--- Provided records ---
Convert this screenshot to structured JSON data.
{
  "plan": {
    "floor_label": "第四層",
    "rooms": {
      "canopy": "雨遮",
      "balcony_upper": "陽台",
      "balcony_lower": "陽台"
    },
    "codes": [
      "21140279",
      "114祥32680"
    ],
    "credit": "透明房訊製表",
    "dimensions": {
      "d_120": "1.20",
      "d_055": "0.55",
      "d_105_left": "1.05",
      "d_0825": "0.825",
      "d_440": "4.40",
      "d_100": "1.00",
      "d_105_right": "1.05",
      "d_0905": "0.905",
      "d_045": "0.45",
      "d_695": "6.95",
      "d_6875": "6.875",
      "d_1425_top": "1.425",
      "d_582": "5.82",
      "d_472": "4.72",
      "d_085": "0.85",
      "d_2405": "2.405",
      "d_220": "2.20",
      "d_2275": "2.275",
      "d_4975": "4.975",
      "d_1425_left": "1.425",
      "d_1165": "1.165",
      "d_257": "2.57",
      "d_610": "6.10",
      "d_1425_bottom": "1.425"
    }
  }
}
---
--- Provided records ---
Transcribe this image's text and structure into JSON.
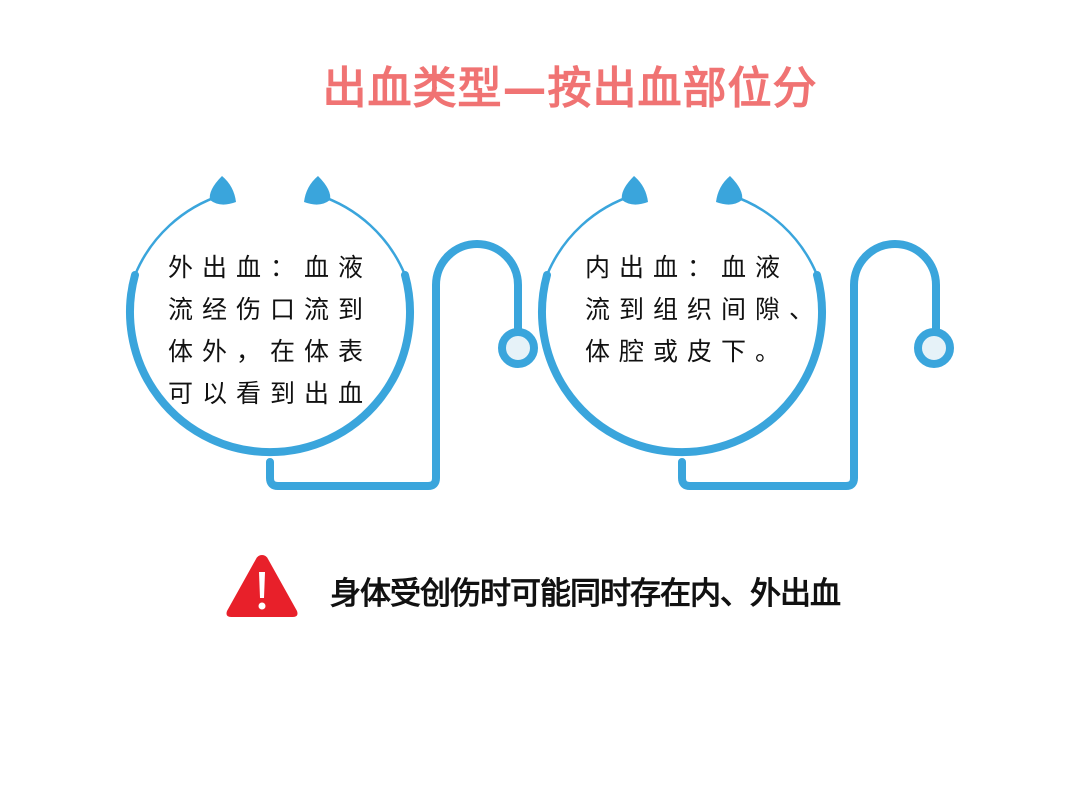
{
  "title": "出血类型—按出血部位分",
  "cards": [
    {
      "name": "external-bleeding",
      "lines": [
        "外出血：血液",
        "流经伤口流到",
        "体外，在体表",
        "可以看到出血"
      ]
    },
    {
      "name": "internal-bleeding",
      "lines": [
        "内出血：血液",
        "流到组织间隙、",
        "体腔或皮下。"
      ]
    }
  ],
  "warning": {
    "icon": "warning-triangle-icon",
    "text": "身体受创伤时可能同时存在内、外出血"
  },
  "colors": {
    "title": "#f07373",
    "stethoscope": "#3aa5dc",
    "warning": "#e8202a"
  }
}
---
→ Directions for this task
In the listing, find every line with the word "warning" and state how many there are, nothing more.

→ Completed exercise
3